▶ **Aim of the exercise**: Filter the listing and keep only the lines with the word "this".

Stored entries
====
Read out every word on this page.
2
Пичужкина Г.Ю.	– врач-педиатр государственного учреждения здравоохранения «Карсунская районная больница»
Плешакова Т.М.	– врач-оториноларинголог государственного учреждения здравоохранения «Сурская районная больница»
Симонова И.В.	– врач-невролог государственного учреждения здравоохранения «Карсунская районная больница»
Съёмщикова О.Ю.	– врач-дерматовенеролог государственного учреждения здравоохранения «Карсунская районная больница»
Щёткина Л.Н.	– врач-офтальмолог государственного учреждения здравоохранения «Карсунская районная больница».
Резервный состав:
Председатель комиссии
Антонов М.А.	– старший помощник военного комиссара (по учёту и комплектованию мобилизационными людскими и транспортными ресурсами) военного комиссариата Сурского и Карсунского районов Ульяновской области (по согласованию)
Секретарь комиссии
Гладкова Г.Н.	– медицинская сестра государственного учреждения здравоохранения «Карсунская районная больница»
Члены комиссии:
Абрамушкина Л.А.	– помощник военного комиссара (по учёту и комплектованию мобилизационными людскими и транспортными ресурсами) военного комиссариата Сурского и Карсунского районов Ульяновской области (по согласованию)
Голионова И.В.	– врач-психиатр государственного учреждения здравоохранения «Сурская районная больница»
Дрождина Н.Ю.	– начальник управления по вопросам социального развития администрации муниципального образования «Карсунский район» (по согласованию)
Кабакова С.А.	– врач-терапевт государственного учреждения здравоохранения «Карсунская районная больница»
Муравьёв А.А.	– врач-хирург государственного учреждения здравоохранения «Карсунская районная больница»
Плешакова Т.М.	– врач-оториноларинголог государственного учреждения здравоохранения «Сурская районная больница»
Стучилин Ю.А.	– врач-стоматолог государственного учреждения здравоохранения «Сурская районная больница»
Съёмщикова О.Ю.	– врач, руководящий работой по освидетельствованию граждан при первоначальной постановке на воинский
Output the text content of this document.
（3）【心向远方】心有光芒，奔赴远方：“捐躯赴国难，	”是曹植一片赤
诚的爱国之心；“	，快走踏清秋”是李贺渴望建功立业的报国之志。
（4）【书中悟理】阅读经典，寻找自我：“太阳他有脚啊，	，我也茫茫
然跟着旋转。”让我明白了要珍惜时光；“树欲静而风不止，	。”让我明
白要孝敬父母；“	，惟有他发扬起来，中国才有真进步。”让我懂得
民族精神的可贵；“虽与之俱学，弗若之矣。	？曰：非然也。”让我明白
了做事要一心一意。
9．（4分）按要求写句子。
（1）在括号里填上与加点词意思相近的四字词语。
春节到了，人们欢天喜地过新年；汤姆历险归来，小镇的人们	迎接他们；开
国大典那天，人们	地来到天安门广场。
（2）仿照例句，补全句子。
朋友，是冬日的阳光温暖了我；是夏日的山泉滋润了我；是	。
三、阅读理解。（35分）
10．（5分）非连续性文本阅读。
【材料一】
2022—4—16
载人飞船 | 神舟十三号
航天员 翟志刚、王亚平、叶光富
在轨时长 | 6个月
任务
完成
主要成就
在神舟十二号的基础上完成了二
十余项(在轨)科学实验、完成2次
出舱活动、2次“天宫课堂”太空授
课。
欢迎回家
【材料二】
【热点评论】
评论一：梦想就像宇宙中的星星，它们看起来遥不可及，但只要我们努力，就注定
====
▶ **Task result**:
Read out every word on this page.
Output the text content of this document.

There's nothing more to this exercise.